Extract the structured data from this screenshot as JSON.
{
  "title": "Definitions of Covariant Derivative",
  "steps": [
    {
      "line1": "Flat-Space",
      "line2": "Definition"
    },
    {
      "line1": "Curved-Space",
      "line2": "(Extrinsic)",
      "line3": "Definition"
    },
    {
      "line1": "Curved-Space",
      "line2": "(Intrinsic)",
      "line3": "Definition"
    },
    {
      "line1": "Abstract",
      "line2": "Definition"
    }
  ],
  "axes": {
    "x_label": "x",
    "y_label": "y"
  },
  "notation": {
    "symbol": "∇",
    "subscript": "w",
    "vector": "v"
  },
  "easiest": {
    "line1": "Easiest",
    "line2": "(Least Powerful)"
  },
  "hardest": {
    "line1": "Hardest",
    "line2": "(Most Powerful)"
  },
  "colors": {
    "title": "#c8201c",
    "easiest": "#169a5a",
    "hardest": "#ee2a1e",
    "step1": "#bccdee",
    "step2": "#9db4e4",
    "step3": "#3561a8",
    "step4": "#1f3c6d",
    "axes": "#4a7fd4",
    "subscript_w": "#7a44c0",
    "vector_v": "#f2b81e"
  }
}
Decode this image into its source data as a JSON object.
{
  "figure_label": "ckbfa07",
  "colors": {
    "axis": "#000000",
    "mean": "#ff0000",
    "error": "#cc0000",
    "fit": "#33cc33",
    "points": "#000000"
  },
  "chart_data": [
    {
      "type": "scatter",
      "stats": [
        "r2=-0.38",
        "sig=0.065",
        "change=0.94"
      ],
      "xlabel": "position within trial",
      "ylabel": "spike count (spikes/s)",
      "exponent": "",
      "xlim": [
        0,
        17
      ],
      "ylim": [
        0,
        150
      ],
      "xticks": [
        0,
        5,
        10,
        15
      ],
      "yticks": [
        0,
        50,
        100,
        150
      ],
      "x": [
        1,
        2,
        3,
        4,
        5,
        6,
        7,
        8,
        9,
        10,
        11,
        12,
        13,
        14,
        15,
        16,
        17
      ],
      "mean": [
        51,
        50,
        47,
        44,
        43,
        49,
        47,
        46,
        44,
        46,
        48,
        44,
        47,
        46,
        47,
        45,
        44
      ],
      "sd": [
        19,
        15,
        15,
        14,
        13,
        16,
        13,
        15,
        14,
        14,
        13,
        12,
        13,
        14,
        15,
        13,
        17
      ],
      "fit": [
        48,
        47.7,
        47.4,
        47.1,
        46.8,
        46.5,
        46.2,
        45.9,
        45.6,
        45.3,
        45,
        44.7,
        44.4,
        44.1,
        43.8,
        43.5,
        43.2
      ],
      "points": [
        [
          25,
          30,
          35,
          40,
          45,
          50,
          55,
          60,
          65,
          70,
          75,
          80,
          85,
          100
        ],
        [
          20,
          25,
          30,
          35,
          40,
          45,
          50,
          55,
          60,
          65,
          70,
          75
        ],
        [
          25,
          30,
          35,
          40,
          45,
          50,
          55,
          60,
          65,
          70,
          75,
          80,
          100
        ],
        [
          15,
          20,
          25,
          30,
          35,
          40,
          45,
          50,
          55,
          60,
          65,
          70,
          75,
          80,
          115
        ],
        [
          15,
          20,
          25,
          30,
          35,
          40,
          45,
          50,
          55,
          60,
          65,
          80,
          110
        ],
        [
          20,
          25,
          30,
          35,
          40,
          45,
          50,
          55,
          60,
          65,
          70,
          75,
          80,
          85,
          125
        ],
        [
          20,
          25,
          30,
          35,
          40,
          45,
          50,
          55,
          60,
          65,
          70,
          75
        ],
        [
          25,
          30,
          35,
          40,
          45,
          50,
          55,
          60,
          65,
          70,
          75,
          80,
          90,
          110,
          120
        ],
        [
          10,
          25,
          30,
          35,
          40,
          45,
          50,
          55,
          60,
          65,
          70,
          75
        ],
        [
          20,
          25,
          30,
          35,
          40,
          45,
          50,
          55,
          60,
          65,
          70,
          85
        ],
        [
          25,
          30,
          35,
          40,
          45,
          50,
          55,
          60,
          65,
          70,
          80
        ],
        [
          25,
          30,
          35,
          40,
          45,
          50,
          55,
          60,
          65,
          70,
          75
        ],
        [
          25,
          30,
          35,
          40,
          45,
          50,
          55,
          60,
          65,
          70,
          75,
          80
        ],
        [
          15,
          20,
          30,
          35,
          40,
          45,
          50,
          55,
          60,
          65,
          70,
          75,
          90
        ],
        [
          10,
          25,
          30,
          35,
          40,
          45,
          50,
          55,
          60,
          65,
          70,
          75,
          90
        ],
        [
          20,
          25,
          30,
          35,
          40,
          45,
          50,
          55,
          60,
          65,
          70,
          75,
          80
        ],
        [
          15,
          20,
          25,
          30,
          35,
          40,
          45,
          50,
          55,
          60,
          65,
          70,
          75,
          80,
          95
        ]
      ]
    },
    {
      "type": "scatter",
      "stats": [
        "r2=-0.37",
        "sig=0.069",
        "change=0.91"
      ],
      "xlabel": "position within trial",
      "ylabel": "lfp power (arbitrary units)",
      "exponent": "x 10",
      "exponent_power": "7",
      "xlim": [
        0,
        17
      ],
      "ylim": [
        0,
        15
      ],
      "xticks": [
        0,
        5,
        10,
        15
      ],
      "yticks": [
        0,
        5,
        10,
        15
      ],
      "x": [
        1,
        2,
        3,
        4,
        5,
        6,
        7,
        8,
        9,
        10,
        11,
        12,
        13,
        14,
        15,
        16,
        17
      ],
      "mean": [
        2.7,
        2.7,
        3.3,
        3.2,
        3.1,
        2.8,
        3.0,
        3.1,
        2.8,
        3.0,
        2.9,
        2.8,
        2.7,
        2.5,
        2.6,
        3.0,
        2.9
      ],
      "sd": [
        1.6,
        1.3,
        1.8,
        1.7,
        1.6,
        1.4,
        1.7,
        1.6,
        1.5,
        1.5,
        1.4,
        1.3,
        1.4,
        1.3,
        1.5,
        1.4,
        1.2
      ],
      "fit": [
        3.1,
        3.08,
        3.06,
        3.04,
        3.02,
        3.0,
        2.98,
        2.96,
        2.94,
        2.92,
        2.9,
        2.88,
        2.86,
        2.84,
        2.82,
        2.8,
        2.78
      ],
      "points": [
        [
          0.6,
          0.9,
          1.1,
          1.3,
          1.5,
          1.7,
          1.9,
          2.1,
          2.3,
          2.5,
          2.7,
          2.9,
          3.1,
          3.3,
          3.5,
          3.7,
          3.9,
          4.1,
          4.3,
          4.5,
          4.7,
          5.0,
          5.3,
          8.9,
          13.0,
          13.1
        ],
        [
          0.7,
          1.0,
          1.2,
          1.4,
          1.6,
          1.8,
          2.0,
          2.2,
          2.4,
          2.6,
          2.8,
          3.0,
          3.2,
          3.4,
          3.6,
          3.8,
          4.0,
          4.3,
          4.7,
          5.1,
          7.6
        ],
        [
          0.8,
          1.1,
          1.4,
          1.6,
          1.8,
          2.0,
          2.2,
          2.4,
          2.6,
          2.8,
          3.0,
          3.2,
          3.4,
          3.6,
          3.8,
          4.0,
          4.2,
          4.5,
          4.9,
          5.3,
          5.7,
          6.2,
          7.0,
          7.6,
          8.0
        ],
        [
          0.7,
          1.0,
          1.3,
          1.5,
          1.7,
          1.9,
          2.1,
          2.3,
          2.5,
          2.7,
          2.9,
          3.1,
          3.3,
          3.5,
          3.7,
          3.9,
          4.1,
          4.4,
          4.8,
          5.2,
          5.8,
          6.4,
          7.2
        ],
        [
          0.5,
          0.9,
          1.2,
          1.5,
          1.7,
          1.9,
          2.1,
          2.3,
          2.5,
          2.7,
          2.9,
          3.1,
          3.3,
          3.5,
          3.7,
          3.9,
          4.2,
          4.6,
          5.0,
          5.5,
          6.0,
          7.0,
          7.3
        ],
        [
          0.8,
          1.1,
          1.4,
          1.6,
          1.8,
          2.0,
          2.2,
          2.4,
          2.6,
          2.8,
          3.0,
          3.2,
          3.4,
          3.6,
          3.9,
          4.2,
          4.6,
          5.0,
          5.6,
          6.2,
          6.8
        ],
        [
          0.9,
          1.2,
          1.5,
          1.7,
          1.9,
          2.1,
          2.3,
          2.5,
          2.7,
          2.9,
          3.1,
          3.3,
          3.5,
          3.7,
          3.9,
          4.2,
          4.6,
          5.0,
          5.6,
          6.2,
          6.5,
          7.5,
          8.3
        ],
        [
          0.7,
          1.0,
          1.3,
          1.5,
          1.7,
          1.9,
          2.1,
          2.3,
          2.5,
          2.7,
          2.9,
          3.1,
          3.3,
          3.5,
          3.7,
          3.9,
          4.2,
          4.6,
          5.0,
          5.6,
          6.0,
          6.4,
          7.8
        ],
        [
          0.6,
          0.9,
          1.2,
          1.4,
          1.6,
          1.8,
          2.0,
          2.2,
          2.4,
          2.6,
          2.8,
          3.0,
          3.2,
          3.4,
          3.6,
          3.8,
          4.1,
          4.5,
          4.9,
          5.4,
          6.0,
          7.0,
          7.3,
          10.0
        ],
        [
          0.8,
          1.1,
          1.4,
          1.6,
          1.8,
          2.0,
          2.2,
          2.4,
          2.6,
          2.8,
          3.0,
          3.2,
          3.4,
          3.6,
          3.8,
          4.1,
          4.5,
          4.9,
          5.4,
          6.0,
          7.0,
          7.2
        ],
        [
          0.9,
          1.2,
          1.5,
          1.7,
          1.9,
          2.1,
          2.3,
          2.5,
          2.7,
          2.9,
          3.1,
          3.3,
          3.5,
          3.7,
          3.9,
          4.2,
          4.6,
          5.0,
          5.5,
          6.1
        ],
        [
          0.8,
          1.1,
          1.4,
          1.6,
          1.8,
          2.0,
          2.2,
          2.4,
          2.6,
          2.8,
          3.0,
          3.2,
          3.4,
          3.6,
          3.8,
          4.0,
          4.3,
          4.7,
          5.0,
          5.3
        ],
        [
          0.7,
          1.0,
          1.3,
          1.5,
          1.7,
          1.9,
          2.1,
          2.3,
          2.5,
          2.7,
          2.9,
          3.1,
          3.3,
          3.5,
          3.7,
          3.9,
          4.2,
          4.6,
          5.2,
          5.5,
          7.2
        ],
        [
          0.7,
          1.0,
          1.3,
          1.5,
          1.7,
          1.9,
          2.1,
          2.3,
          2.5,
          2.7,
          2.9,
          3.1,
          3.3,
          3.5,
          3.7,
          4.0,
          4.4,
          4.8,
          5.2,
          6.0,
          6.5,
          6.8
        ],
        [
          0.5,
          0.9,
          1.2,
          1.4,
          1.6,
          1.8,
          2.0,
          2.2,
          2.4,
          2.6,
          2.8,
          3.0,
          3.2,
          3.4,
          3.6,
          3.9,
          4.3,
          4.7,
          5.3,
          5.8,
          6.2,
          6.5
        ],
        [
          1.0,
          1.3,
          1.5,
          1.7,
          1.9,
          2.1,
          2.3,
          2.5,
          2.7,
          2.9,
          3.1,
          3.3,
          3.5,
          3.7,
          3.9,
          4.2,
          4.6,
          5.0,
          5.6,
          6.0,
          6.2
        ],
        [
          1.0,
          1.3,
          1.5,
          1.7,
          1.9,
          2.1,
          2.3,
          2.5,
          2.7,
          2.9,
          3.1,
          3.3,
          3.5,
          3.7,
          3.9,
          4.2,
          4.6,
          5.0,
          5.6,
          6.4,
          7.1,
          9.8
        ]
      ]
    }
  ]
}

******

SET PROBLEM:
Filter the records above for lines containing the word "ylabel", and copy those lines.

RESULT:
      "ylabel": "spike count (spikes/s)",
      "ylabel": "lfp power (arbitrary units)",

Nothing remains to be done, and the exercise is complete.